In the records below, pick out all lines containing the word "خویشتن".

(Stored entries)
● ● ● ● ●

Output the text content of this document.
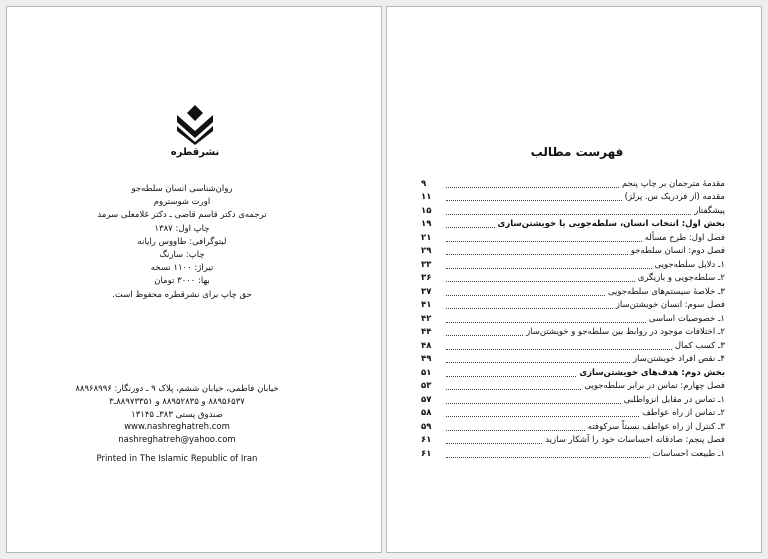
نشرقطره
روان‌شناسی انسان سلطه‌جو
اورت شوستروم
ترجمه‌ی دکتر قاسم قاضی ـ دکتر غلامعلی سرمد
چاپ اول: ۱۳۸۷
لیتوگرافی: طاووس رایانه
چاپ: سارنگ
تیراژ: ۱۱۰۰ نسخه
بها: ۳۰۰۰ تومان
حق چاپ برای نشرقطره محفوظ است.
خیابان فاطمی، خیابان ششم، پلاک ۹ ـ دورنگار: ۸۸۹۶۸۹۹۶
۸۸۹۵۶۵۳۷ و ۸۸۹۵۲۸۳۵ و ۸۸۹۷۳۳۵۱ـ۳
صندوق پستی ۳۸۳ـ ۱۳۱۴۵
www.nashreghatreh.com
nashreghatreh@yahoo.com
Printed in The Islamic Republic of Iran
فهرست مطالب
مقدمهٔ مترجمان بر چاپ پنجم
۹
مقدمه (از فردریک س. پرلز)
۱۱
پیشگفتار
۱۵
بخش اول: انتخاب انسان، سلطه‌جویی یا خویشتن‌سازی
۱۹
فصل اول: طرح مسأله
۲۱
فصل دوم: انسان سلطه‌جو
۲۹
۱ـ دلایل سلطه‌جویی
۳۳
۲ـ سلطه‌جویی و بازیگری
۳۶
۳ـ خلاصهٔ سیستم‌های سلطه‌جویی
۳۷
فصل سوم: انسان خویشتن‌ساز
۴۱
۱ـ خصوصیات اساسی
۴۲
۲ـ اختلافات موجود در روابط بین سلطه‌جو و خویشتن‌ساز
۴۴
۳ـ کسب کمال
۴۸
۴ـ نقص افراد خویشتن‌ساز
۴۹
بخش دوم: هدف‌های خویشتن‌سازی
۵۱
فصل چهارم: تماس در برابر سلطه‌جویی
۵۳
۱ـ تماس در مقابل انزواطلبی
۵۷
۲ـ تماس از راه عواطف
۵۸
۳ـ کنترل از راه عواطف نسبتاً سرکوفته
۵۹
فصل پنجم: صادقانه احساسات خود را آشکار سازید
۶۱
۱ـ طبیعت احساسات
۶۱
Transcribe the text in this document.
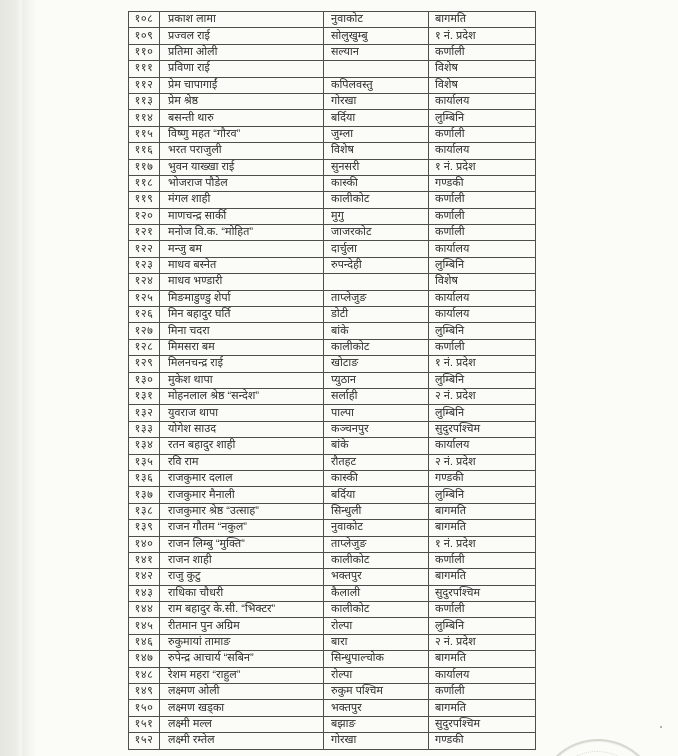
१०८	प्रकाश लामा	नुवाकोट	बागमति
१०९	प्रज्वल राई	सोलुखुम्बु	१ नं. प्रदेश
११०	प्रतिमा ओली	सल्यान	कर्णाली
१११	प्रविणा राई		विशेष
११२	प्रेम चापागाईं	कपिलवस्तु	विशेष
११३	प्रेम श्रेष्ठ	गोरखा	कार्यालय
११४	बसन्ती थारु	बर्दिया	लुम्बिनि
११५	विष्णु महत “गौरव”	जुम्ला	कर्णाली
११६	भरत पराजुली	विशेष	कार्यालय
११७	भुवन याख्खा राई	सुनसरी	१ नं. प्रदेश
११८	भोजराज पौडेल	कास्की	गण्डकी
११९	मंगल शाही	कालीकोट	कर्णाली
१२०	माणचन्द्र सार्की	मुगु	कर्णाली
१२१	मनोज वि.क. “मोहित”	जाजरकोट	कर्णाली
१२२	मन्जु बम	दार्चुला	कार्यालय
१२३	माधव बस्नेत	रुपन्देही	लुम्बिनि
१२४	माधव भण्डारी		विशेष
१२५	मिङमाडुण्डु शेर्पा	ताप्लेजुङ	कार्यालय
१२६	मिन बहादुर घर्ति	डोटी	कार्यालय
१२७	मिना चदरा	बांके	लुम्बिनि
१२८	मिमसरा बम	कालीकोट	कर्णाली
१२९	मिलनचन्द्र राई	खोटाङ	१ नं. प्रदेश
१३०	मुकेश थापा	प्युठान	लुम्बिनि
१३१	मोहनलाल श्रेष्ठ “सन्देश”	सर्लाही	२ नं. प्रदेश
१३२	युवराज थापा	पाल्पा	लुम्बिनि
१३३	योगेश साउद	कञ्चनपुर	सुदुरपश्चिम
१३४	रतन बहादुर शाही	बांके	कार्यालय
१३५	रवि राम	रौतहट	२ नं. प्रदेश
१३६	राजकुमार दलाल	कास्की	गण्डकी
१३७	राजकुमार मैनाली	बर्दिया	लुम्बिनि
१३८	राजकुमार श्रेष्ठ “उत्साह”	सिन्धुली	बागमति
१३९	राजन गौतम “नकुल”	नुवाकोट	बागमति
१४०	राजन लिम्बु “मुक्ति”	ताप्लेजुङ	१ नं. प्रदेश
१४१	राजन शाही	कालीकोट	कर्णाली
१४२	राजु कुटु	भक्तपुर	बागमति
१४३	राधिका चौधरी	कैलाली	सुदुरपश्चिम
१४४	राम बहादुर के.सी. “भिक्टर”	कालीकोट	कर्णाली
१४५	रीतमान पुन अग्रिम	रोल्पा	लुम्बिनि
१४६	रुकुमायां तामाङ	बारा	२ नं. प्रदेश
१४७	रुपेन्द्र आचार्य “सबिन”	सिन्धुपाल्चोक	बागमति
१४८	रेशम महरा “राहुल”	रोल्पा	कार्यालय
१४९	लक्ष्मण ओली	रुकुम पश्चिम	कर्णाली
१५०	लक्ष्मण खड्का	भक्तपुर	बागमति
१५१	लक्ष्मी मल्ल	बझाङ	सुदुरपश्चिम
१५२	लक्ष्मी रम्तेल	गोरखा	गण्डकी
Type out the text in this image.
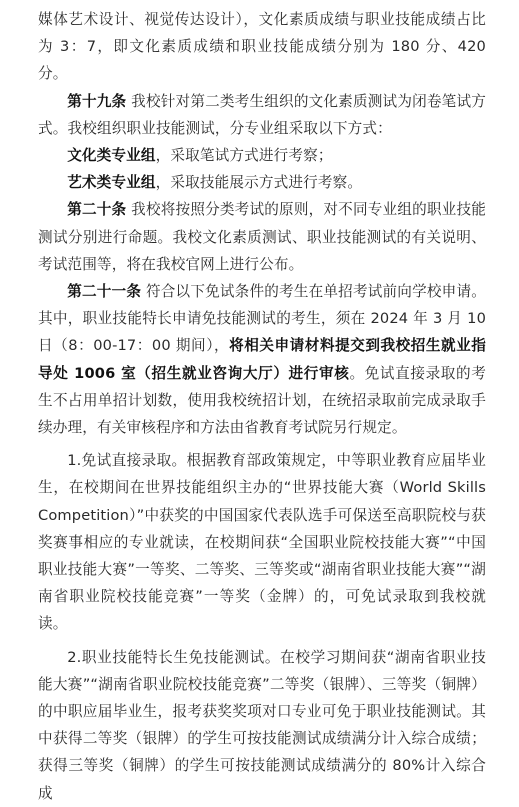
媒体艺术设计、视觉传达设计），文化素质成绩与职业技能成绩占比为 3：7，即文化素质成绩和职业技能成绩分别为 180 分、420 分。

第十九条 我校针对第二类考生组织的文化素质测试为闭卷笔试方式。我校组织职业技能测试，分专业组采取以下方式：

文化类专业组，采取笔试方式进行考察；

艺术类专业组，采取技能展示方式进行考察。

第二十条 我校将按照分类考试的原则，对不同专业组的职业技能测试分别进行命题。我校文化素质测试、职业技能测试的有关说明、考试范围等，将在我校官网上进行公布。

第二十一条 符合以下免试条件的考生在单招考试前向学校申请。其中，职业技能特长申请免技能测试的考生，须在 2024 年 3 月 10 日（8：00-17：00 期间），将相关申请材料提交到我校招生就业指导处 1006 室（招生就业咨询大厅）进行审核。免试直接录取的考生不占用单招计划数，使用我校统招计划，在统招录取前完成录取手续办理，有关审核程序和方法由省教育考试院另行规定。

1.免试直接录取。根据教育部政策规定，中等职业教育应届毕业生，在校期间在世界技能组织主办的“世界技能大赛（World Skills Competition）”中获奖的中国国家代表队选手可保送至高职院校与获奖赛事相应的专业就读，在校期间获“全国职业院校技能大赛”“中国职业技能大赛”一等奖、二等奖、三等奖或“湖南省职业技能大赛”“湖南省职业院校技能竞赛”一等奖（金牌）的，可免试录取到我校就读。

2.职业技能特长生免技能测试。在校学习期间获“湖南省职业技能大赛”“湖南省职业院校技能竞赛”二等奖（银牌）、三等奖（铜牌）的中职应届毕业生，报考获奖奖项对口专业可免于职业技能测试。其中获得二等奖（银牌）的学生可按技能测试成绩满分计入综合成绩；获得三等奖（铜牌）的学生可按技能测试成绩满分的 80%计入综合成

● ● ● ● ●

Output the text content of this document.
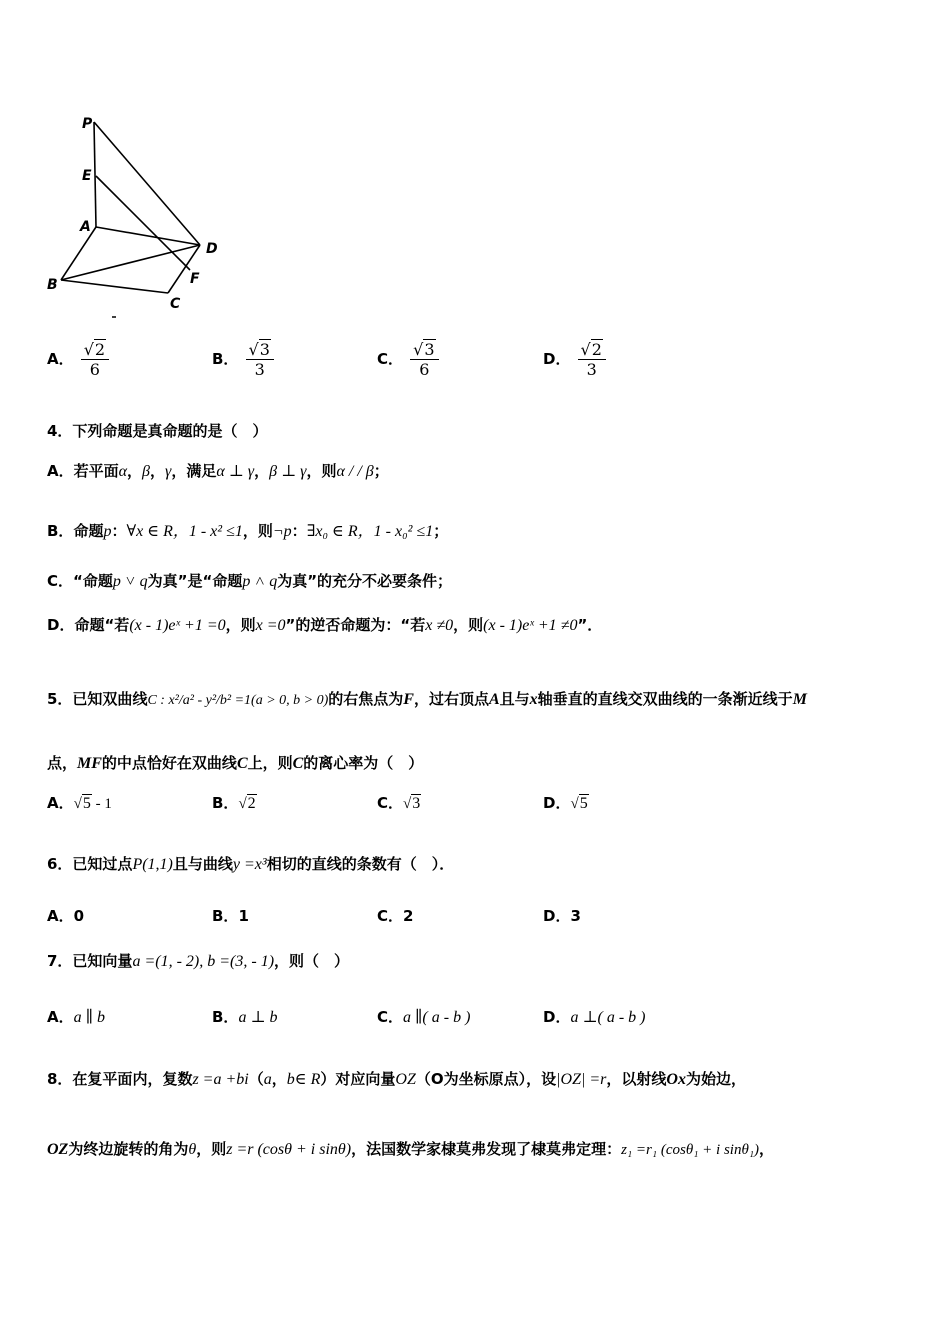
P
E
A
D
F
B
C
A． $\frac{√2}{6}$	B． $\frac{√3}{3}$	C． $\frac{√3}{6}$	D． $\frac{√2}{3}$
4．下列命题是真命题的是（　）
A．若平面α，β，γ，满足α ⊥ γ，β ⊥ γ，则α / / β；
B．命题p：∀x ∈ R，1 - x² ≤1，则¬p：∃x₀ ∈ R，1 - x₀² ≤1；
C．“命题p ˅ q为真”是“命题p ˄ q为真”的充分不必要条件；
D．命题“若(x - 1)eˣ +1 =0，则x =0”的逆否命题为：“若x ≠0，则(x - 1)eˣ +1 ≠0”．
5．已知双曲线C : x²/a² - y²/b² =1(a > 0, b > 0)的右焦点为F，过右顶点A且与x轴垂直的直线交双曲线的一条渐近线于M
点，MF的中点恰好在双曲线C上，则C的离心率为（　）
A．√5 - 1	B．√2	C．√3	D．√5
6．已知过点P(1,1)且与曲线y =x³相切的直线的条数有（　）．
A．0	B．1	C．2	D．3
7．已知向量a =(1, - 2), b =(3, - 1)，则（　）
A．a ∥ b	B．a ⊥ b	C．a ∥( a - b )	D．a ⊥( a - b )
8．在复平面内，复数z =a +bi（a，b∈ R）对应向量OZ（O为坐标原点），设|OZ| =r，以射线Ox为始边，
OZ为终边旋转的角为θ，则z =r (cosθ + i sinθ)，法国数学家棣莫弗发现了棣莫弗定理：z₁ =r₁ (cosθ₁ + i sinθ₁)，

● ● ● ● ●

__Task answer__:
بخش اول: انتخاب انسان، سلطه‌جویی یا خویشتن‌سازی
فصل سوم: انسان خویشتن‌ساز
۲ـ اختلافات موجود در روابط بین سلطه‌جو و خویشتن‌ساز
۴ـ نقص افراد خویشتن‌ساز
بخش دوم: هدف‌های خویشتن‌سازی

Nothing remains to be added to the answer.